THE REQUEST: Quote the whole listing verbatim.

========================

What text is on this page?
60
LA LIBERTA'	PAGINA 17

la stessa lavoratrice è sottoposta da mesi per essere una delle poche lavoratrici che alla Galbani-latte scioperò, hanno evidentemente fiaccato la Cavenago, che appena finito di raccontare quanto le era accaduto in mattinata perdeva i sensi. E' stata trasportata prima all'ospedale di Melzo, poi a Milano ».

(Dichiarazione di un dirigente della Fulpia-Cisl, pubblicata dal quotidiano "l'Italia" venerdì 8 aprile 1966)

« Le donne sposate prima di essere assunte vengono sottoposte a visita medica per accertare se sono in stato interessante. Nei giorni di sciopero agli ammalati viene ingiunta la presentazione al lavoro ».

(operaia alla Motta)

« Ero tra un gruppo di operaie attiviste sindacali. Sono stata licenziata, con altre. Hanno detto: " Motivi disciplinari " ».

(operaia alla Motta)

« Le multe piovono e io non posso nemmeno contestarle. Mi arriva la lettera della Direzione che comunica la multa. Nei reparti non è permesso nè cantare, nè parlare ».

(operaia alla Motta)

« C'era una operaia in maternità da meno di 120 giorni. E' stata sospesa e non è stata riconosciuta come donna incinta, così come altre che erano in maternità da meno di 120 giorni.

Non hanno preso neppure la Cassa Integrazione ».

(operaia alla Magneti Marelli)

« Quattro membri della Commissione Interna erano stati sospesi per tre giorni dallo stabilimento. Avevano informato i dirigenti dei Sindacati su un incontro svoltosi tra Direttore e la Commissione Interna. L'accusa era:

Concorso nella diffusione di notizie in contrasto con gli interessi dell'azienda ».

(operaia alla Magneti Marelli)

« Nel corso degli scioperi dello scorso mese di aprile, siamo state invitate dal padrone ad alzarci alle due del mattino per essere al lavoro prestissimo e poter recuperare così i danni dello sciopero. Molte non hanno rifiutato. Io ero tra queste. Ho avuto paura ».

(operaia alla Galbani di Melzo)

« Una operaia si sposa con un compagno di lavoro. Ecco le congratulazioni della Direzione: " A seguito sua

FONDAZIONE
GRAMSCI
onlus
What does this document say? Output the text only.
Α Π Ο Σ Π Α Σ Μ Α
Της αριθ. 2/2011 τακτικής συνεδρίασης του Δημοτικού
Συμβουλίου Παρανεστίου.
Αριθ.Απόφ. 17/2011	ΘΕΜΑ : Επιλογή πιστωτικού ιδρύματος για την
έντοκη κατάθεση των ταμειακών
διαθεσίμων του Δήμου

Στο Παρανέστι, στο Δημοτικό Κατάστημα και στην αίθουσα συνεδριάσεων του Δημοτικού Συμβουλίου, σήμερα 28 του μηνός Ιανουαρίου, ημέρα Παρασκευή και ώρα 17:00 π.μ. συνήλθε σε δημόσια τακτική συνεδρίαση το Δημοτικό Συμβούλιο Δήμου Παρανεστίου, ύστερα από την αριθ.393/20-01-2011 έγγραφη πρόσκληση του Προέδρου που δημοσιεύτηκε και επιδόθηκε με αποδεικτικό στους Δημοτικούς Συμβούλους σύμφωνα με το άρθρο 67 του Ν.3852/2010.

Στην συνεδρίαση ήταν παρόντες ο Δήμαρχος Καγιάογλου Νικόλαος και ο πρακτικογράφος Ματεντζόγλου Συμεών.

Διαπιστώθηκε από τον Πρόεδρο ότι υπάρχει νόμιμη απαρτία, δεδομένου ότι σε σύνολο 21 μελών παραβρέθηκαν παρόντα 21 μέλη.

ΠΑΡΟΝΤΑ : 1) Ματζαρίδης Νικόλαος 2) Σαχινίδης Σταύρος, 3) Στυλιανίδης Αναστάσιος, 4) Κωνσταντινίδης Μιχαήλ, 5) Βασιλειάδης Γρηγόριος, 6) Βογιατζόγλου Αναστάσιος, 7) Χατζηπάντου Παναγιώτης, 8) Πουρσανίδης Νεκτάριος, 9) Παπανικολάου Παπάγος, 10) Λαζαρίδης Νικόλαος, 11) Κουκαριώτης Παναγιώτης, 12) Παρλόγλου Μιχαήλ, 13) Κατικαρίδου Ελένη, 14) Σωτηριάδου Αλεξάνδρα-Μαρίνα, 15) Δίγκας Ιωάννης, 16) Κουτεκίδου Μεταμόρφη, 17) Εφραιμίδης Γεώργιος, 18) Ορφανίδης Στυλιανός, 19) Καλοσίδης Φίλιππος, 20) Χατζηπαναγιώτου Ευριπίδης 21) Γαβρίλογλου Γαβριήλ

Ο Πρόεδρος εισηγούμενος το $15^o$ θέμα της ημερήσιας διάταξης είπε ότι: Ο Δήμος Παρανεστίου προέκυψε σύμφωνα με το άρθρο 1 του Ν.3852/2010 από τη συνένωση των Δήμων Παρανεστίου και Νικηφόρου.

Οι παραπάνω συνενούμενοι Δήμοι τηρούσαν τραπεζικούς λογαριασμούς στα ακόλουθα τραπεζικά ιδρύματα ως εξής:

========================

SOLVED EXERCISE:
What text is on this page?
60
LA LIBERTA'	PAGINA 17

la stessa lavoratrice è sottoposta da mesi per essere una delle poche lavoratrici che alla Galbani-latte scioperò, hanno evidentemente fiaccato la Cavenago, che appena finito di raccontare quanto le era accaduto in mattinata perdeva i sensi. E' stata trasportata prima all'ospedale di Melzo, poi a Milano ».

(Dichiarazione di un dirigente della Fulpia-Cisl, pubblicata dal quotidiano "l'Italia" venerdì 8 aprile 1966)

« Le donne sposate prima di essere assunte vengono sottoposte a visita medica per accertare se sono in stato interessante. Nei giorni di sciopero agli ammalati viene ingiunta la presentazione al lavoro ».

(operaia alla Motta)

« Ero tra un gruppo di operaie attiviste sindacali. Sono stata licenziata, con altre. Hanno detto: " Motivi disciplinari " ».

(operaia alla Motta)

« Le multe piovono e io non posso nemmeno contestarle. Mi arriva la lettera della Direzione che comunica la multa. Nei reparti non è permesso nè cantare, nè parlare ».

(operaia alla Motta)

« C'era una operaia in maternità da meno di 120 giorni. E' stata sospesa e non è stata riconosciuta come donna incinta, così come altre che erano in maternità da meno di 120 giorni.

Non hanno preso neppure la Cassa Integrazione ».

(operaia alla Magneti Marelli)

« Quattro membri della Commissione Interna erano stati sospesi per tre giorni dallo stabilimento. Avevano informato i dirigenti dei Sindacati su un incontro svoltosi tra Direttore e la Commissione Interna. L'accusa era:

Concorso nella diffusione di notizie in contrasto con gli interessi dell'azienda ».

(operaia alla Magneti Marelli)

« Nel corso degli scioperi dello scorso mese di aprile, siamo state invitate dal padrone ad alzarci alle due del mattino per essere al lavoro prestissimo e poter recuperare così i danni dello sciopero. Molte non hanno rifiutato. Io ero tra queste. Ho avuto paura ».

(operaia alla Galbani di Melzo)

« Una operaia si sposa con un compagno di lavoro. Ecco le congratulazioni della Direzione: " A seguito sua

FONDAZIONE
GRAMSCI
onlus
What does this document say? Output the text only.
Α Π Ο Σ Π Α Σ Μ Α
Της αριθ. 2/2011 τακτικής συνεδρίασης του Δημοτικού
Συμβουλίου Παρανεστίου.
Αριθ.Απόφ. 17/2011	ΘΕΜΑ : Επιλογή πιστωτικού ιδρύματος για την
έντοκη κατάθεση των ταμειακών
διαθεσίμων του Δήμου

Στο Παρανέστι, στο Δημοτικό Κατάστημα και στην αίθουσα συνεδριάσεων του Δημοτικού Συμβουλίου, σήμερα 28 του μηνός Ιανουαρίου, ημέρα Παρασκευή και ώρα 17:00 π.μ. συνήλθε σε δημόσια τακτική συνεδρίαση το Δημοτικό Συμβούλιο Δήμου Παρανεστίου, ύστερα από την αριθ.393/20-01-2011 έγγραφη πρόσκληση του Προέδρου που δημοσιεύτηκε και επιδόθηκε με αποδεικτικό στους Δημοτικούς Συμβούλους σύμφωνα με το άρθρο 67 του Ν.3852/2010.

Στην συνεδρίαση ήταν παρόντες ο Δήμαρχος Καγιάογλου Νικόλαος και ο πρακτικογράφος Ματεντζόγλου Συμεών.

Διαπιστώθηκε από τον Πρόεδρο ότι υπάρχει νόμιμη απαρτία, δεδομένου ότι σε σύνολο 21 μελών παραβρέθηκαν παρόντα 21 μέλη.

ΠΑΡΟΝΤΑ : 1) Ματζαρίδης Νικόλαος 2) Σαχινίδης Σταύρος, 3) Στυλιανίδης Αναστάσιος, 4) Κωνσταντινίδης Μιχαήλ, 5) Βασιλειάδης Γρηγόριος, 6) Βογιατζόγλου Αναστάσιος, 7) Χατζηπάντου Παναγιώτης, 8) Πουρσανίδης Νεκτάριος, 9) Παπανικολάου Παπάγος, 10) Λαζαρίδης Νικόλαος, 11) Κουκαριώτης Παναγιώτης, 12) Παρλόγλου Μιχαήλ, 13) Κατικαρίδου Ελένη, 14) Σωτηριάδου Αλεξάνδρα-Μαρίνα, 15) Δίγκας Ιωάννης, 16) Κουτεκίδου Μεταμόρφη, 17) Εφραιμίδης Γεώργιος, 18) Ορφανίδης Στυλιανός, 19) Καλοσίδης Φίλιππος, 20) Χατζηπαναγιώτου Ευριπίδης 21) Γαβρίλογλου Γαβριήλ

Ο Πρόεδρος εισηγούμενος το $15^o$ θέμα της ημερήσιας διάταξης είπε ότι: Ο Δήμος Παρανεστίου προέκυψε σύμφωνα με το άρθρο 1 του Ν.3852/2010 από τη συνένωση των Δήμων Παρανεστίου και Νικηφόρου.

Οι παραπάνω συνενούμενοι Δήμοι τηρούσαν τραπεζικούς λογαριασμούς στα ακόλουθα τραπεζικά ιδρύματα ως εξής:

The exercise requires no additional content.